** BEGIN **

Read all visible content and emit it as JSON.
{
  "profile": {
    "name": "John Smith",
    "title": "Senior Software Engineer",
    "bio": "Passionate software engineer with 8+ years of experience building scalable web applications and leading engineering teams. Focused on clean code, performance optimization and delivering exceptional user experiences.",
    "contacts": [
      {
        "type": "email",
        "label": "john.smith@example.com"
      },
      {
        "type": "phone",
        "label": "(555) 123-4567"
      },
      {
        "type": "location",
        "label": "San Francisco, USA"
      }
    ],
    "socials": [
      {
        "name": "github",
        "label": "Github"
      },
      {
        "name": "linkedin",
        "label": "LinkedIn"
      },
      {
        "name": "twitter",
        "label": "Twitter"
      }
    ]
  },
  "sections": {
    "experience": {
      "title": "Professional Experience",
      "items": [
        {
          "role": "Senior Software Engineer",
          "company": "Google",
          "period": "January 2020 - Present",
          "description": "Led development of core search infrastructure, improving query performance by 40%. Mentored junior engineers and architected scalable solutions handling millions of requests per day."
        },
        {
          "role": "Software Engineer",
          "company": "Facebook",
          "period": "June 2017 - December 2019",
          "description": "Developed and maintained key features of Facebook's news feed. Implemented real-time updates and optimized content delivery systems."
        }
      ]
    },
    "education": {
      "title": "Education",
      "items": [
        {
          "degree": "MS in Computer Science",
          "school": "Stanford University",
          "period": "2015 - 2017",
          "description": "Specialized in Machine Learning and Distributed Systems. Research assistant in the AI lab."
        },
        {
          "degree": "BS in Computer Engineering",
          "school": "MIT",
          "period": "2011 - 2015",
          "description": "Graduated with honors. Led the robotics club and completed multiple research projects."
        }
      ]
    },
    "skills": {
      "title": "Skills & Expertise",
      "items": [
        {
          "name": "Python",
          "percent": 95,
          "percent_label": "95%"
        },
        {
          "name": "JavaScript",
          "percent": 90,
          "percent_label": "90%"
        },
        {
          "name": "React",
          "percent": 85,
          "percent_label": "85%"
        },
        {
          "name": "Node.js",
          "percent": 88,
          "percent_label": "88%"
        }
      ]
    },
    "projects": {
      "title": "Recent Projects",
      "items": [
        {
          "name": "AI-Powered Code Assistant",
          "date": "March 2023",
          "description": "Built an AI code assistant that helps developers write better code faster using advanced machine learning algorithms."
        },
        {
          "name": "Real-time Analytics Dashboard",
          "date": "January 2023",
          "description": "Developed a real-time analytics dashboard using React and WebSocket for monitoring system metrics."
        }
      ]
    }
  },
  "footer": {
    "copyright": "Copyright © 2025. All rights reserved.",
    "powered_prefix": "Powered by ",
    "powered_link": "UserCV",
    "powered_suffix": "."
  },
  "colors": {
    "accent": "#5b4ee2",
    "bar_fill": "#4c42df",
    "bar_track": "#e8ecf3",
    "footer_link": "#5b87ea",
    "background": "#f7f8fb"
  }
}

** END **

◆ WHAT IS NEEDED: Find each line that has the word "Facebook", then copy it out.

◆ OUTPUT:
          "company": "Facebook",
          "description": "Developed and maintained key features of Facebook's news feed. Implemented real-time updates and optimized content delivery systems."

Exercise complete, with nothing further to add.